Exercise goal: Repeat each record below exactly, dropping the pictures.
====
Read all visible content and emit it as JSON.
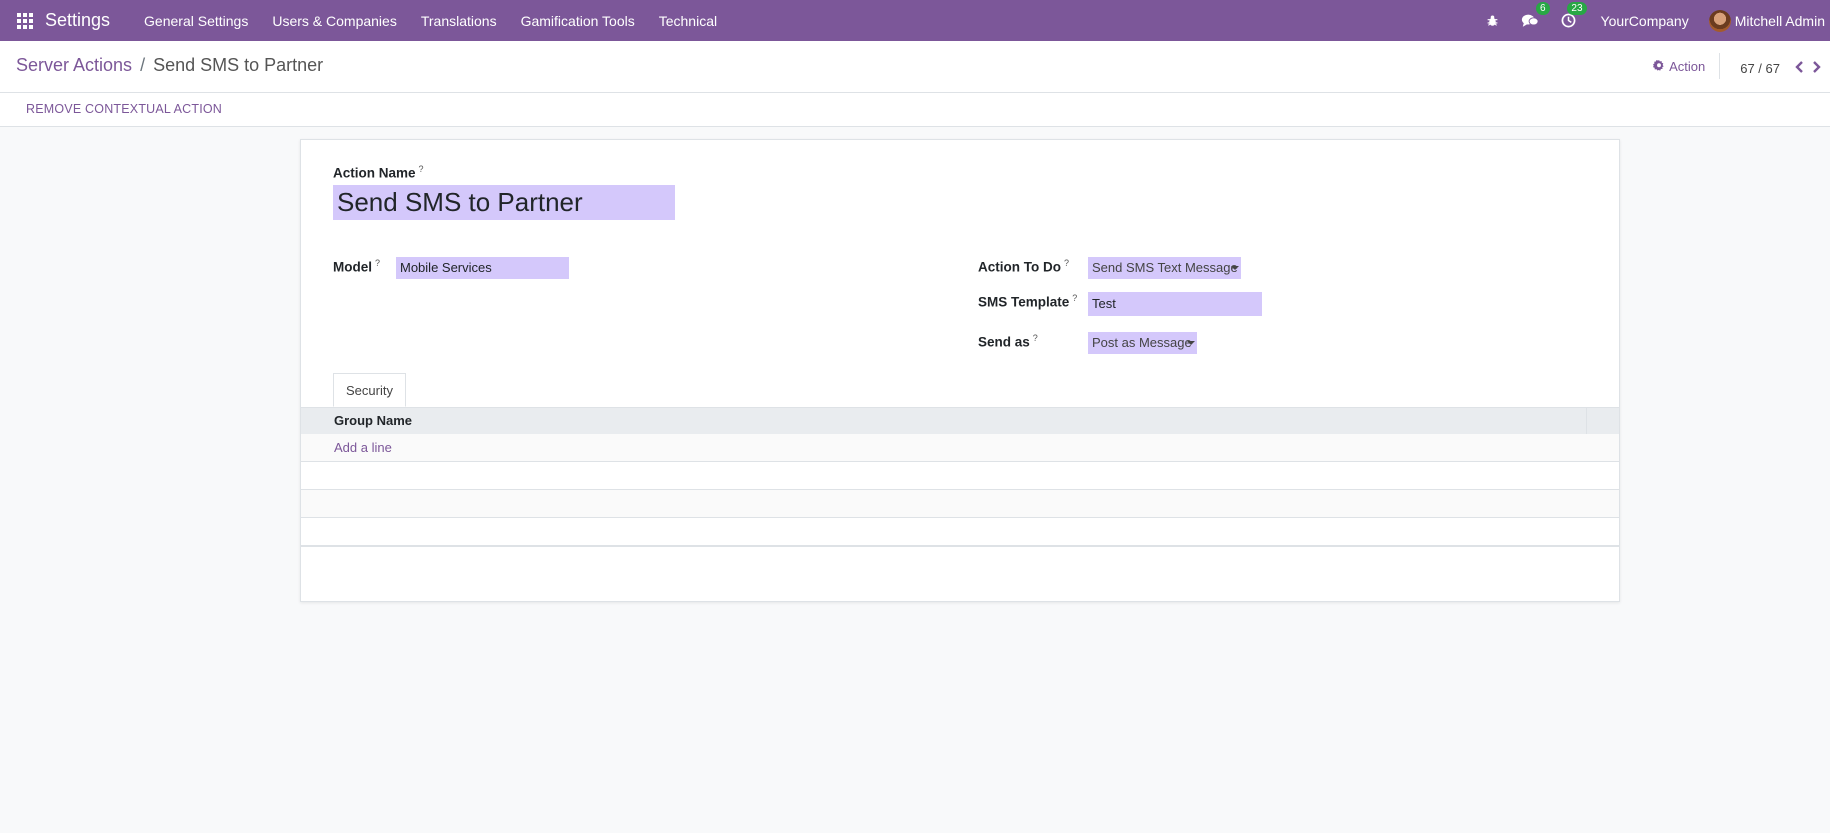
{
  "navbar": {
    "app_name": "Settings",
    "menu": [
      "General Settings",
      "Users & Companies",
      "Translations",
      "Gamification Tools",
      "Technical"
    ],
    "messages_count": "6",
    "activities_count": "23",
    "company": "YourCompany",
    "user": "Mitchell Admin",
    "color": "#7c5799"
  },
  "breadcrumb": {
    "parent": "Server Actions",
    "separator": "/",
    "current": "Send SMS to Partner"
  },
  "control": {
    "action_label": "Action",
    "pager": "67 / 67"
  },
  "buttons": {
    "remove_contextual": "REMOVE CONTEXTUAL ACTION"
  },
  "form": {
    "action_name_label": "Action Name",
    "action_name_value": "Send SMS to Partner",
    "help_mark": "?",
    "model_label": "Model",
    "model_value": "Mobile Services",
    "action_to_do_label": "Action To Do",
    "action_to_do_value": "Send SMS Text Message",
    "sms_template_label": "SMS Template",
    "sms_template_value": "Test",
    "send_as_label": "Send as",
    "send_as_value": "Post as Message",
    "field_color": "#d4c8fb"
  },
  "tabs": {
    "security": "Security"
  },
  "table": {
    "column_group_name": "Group Name",
    "add_line": "Add a line"
  }
}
====
Exercise result:
Read all visible content and emit it as JSON.
{
  "navbar": {
    "app_name": "Settings",
    "menu": [
      "General Settings",
      "Users & Companies",
      "Translations",
      "Gamification Tools",
      "Technical"
    ],
    "messages_count": "6",
    "activities_count": "23",
    "company": "YourCompany",
    "user": "Mitchell Admin",
    "color": "#7c5799"
  },
  "breadcrumb": {
    "parent": "Server Actions",
    "separator": "/",
    "current": "Send SMS to Partner"
  },
  "control": {
    "action_label": "Action",
    "pager": "67 / 67"
  },
  "buttons": {
    "remove_contextual": "REMOVE CONTEXTUAL ACTION"
  },
  "form": {
    "action_name_label": "Action Name",
    "action_name_value": "Send SMS to Partner",
    "help_mark": "?",
    "model_label": "Model",
    "model_value": "Mobile Services",
    "action_to_do_label": "Action To Do",
    "action_to_do_value": "Send SMS Text Message",
    "sms_template_label": "SMS Template",
    "sms_template_value": "Test",
    "send_as_label": "Send as",
    "send_as_value": "Post as Message",
    "field_color": "#d4c8fb"
  },
  "tabs": {
    "security": "Security"
  },
  "table": {
    "column_group_name": "Group Name",
    "add_line": "Add a line"
  }
}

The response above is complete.